WORK TO COMPLETE – Write out the entries below line for line, with no changes, and leave out the picture.

RECORDS SHOWN –
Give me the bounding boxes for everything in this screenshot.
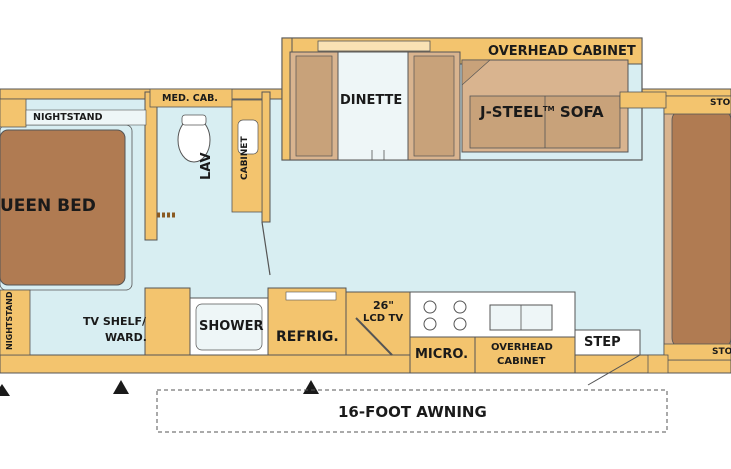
lav-label: LAV xyxy=(199,152,214,180)
sofa-label-tm: TM xyxy=(542,105,555,113)
nightstand-side xyxy=(0,289,31,356)
bottom-wall xyxy=(0,354,731,374)
bathroom-wall xyxy=(261,91,271,223)
step-label: STEP xyxy=(584,335,621,350)
burner-2 xyxy=(453,300,467,314)
step xyxy=(574,329,641,356)
lcd-size-label: 26" xyxy=(373,299,395,312)
wheel-marker-1 xyxy=(0,384,10,396)
sofa-label-suffix: SOFA xyxy=(559,103,604,121)
cabinet-label: CABINET xyxy=(240,136,250,180)
burner-3 xyxy=(423,317,437,331)
overhead-cabinet-bottom-label-2: CABINET xyxy=(497,356,546,367)
dinette-table xyxy=(337,51,409,161)
ward-label: WARD. xyxy=(105,331,147,344)
wheel-marker-2 xyxy=(113,380,129,394)
lcd-tv-label: LCD TV xyxy=(363,313,404,324)
top-wall xyxy=(0,88,286,100)
overhead-cabinet-bottom xyxy=(474,336,576,374)
sofa-label-main: J-STEEL xyxy=(480,103,543,121)
tv-shelf-label: TV SHELF/ xyxy=(83,315,147,328)
med-cab-label: MED. CAB. xyxy=(162,93,218,104)
storage-top-label: STO xyxy=(710,98,731,108)
sofa-label: J-STEELTM SOFA xyxy=(480,105,604,120)
bedroom-wall xyxy=(144,91,158,241)
lcd-tv-counter xyxy=(345,291,411,356)
wardrobe xyxy=(144,287,191,356)
burner-4 xyxy=(453,317,467,331)
queen-bed-label: UEEN BED xyxy=(0,196,96,216)
overhead-cabinet-bottom-label-1: OVERHEAD xyxy=(491,342,553,353)
awning-outline xyxy=(156,389,668,433)
awning-label: 16-FOOT AWNING xyxy=(338,403,487,421)
lav-cabinet xyxy=(231,99,263,213)
micro xyxy=(409,336,476,374)
shower-label: SHOWER xyxy=(199,319,264,334)
overhead-cabinet-top-label: OVERHEAD CABINET xyxy=(488,44,636,59)
micro-label: MICRO. xyxy=(415,347,469,362)
med-cab xyxy=(149,88,233,108)
nightstand-side-label: NIGHTSTAND xyxy=(5,291,14,350)
nightstand-top-label: NIGHTSTAND xyxy=(33,112,103,123)
queen-bed xyxy=(0,129,126,286)
dinette-label: DINETTE xyxy=(340,93,403,108)
storage-bottom-label: STO xyxy=(712,347,731,357)
nightstand-top xyxy=(0,98,27,128)
burner-1 xyxy=(423,300,437,314)
wheel-marker-3 xyxy=(303,380,319,394)
refrig-label: REFRIG. xyxy=(276,329,339,345)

EXERCISE RESPONSE –
Give me the bounding boxes for everything in this screenshot.
lav-label: LAV xyxy=(199,152,214,180)
sofa-label-tm: TM xyxy=(542,105,555,113)
nightstand-side xyxy=(0,289,31,356)
bottom-wall xyxy=(0,354,731,374)
bathroom-wall xyxy=(261,91,271,223)
step-label: STEP xyxy=(584,335,621,350)
burner-2 xyxy=(453,300,467,314)
step xyxy=(574,329,641,356)
lcd-size-label: 26" xyxy=(373,299,395,312)
wheel-marker-1 xyxy=(0,384,10,396)
sofa-label-suffix: SOFA xyxy=(559,103,604,121)
cabinet-label: CABINET xyxy=(240,136,250,180)
burner-3 xyxy=(423,317,437,331)
overhead-cabinet-bottom-label-2: CABINET xyxy=(497,356,546,367)
dinette-table xyxy=(337,51,409,161)
ward-label: WARD. xyxy=(105,331,147,344)
wheel-marker-2 xyxy=(113,380,129,394)
lcd-tv-label: LCD TV xyxy=(363,313,404,324)
top-wall xyxy=(0,88,286,100)
overhead-cabinet-bottom xyxy=(474,336,576,374)
sofa-label-main: J-STEEL xyxy=(480,103,543,121)
tv-shelf-label: TV SHELF/ xyxy=(83,315,147,328)
med-cab-label: MED. CAB. xyxy=(162,93,218,104)
storage-top-label: STO xyxy=(710,98,731,108)
sofa-label: J-STEELTM SOFA xyxy=(480,105,604,120)
bedroom-wall xyxy=(144,91,158,241)
lcd-tv-counter xyxy=(345,291,411,356)
wardrobe xyxy=(144,287,191,356)
burner-4 xyxy=(453,317,467,331)
queen-bed-label: UEEN BED xyxy=(0,196,96,216)
overhead-cabinet-bottom-label-1: OVERHEAD xyxy=(491,342,553,353)
awning-outline xyxy=(156,389,668,433)
awning-label: 16-FOOT AWNING xyxy=(338,403,487,421)
lav-cabinet xyxy=(231,99,263,213)
micro xyxy=(409,336,476,374)
shower-label: SHOWER xyxy=(199,319,264,334)
overhead-cabinet-top-label: OVERHEAD CABINET xyxy=(488,44,636,59)
micro-label: MICRO. xyxy=(415,347,469,362)
med-cab xyxy=(149,88,233,108)
nightstand-side-label: NIGHTSTAND xyxy=(5,291,14,350)
nightstand-top-label: NIGHTSTAND xyxy=(33,112,103,123)
queen-bed xyxy=(0,129,126,286)
dinette-label: DINETTE xyxy=(340,93,403,108)
storage-bottom-label: STO xyxy=(712,347,731,357)
nightstand-top xyxy=(0,98,27,128)
burner-1 xyxy=(423,300,437,314)
wheel-marker-3 xyxy=(303,380,319,394)
refrig-label: REFRIG. xyxy=(276,329,339,345)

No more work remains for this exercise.